• **Instruction**
Write out all of the entries that follow, word for word, but skip the pictures.

Data entries:

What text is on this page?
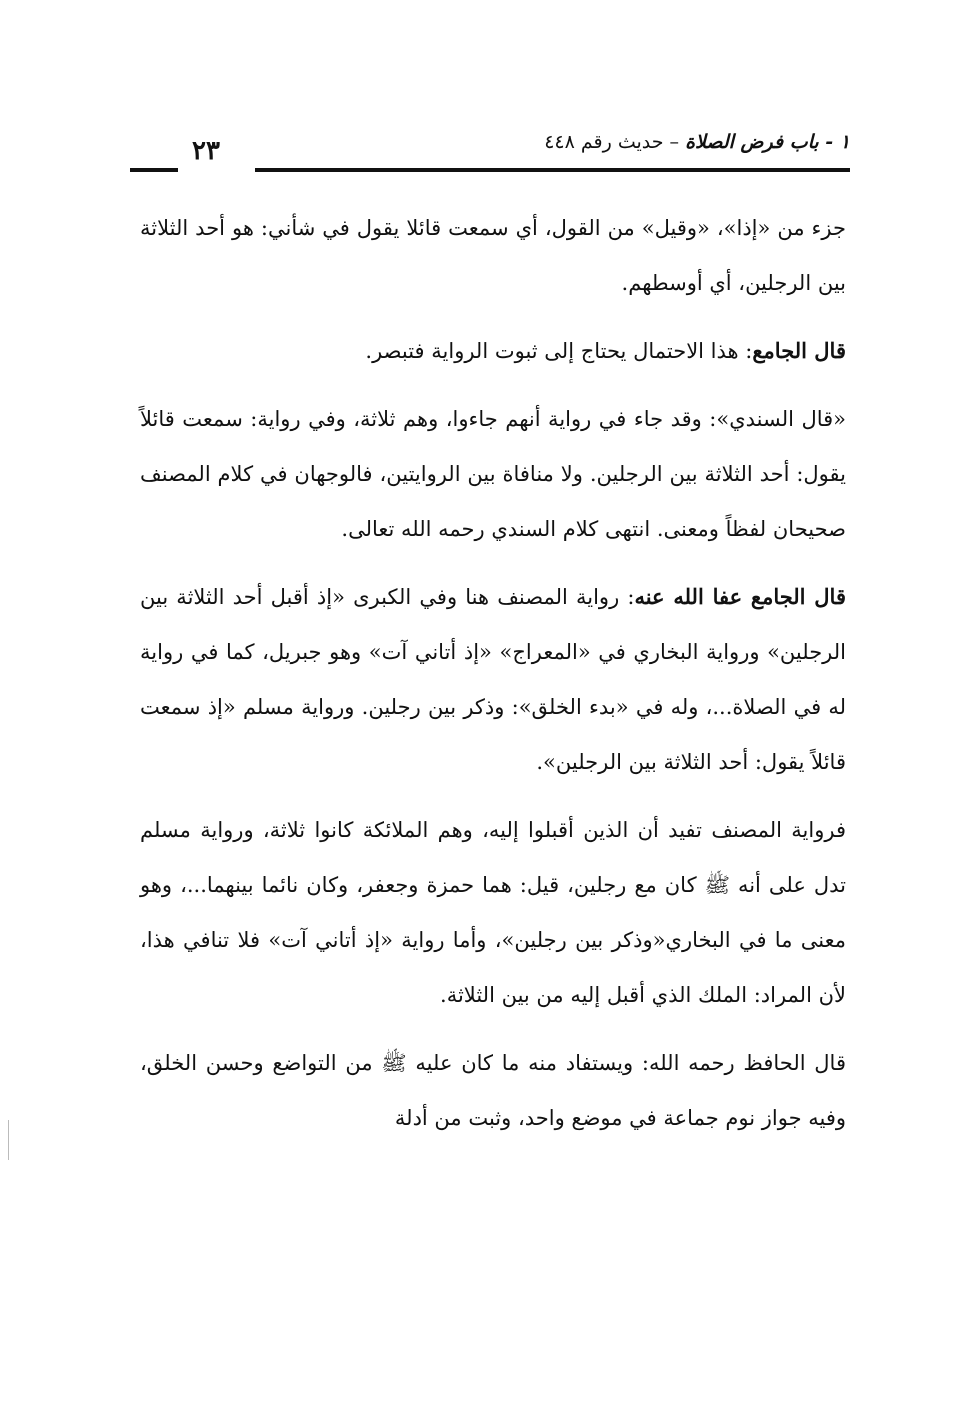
١ - باب فرض الصلاة – حديث رقم ٤٤٨
٢٣

جزء من «إذا»، «وقيل» من القول، أي سمعت قائلا يقول في شأني: هو أحد الثلاثة بين الرجلين، أي أوسطهم.

قال الجامع: هذا الاحتمال يحتاج إلى ثبوت الرواية فتبصر.

«قال السندي»: وقد جاء في رواية أنهم جاءوا، وهم ثلاثة، وفي رواية: سمعت قائلاً يقول: أحد الثلاثة بين الرجلين. ولا منافاة بين الروايتين، فالوجهان في كلام المصنف صحيحان لفظاً ومعنى. انتهى كلام السندي رحمه الله تعالى.

قال الجامع عفا الله عنه: رواية المصنف هنا وفي الكبرى «إذ أقبل أحد الثلاثة بين الرجلين» ورواية البخاري في «المعراج» «إذ أتاني آت» وهو جبريل، كما في رواية له في الصلاة...، وله في «بدء الخلق»: وذكر بين رجلين. ورواية مسلم «إذ سمعت قائلاً يقول: أحد الثلاثة بين الرجلين».

فرواية المصنف تفيد أن الذين أقبلوا إليه، وهم الملائكة كانوا ثلاثة، ورواية مسلم تدل على أنه ﷺ كان مع رجلين، قيل: هما حمزة وجعفر، وكان نائما بينهما...، وهو معنى ما في البخاري«وذكر بين رجلين»، وأما رواية «إذ أتاني آت» فلا تنافي هذا، لأن المراد: الملك الذي أقبل إليه من بين الثلاثة.

قال الحافظ رحمه الله: ويستفاد منه ما كان عليه ﷺ من التواضع وحسن الخلق، وفيه جواز نوم جماعة في موضع واحد، وثبت من أدلة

• **Response below**
What text is on this page?
١ - باب فرض الصلاة – حديث رقم ٤٤٨
٢٣

جزء من «إذا»، «وقيل» من القول، أي سمعت قائلا يقول في شأني: هو أحد الثلاثة بين الرجلين، أي أوسطهم.

قال الجامع: هذا الاحتمال يحتاج إلى ثبوت الرواية فتبصر.

«قال السندي»: وقد جاء في رواية أنهم جاءوا، وهم ثلاثة، وفي رواية: سمعت قائلاً يقول: أحد الثلاثة بين الرجلين. ولا منافاة بين الروايتين، فالوجهان في كلام المصنف صحيحان لفظاً ومعنى. انتهى كلام السندي رحمه الله تعالى.

قال الجامع عفا الله عنه: رواية المصنف هنا وفي الكبرى «إذ أقبل أحد الثلاثة بين الرجلين» ورواية البخاري في «المعراج» «إذ أتاني آت» وهو جبريل، كما في رواية له في الصلاة...، وله في «بدء الخلق»: وذكر بين رجلين. ورواية مسلم «إذ سمعت قائلاً يقول: أحد الثلاثة بين الرجلين».

فرواية المصنف تفيد أن الذين أقبلوا إليه، وهم الملائكة كانوا ثلاثة، ورواية مسلم تدل على أنه ﷺ كان مع رجلين، قيل: هما حمزة وجعفر، وكان نائما بينهما...، وهو معنى ما في البخاري«وذكر بين رجلين»، وأما رواية «إذ أتاني آت» فلا تنافي هذا، لأن المراد: الملك الذي أقبل إليه من بين الثلاثة.

قال الحافظ رحمه الله: ويستفاد منه ما كان عليه ﷺ من التواضع وحسن الخلق، وفيه جواز نوم جماعة في موضع واحد، وثبت من أدلة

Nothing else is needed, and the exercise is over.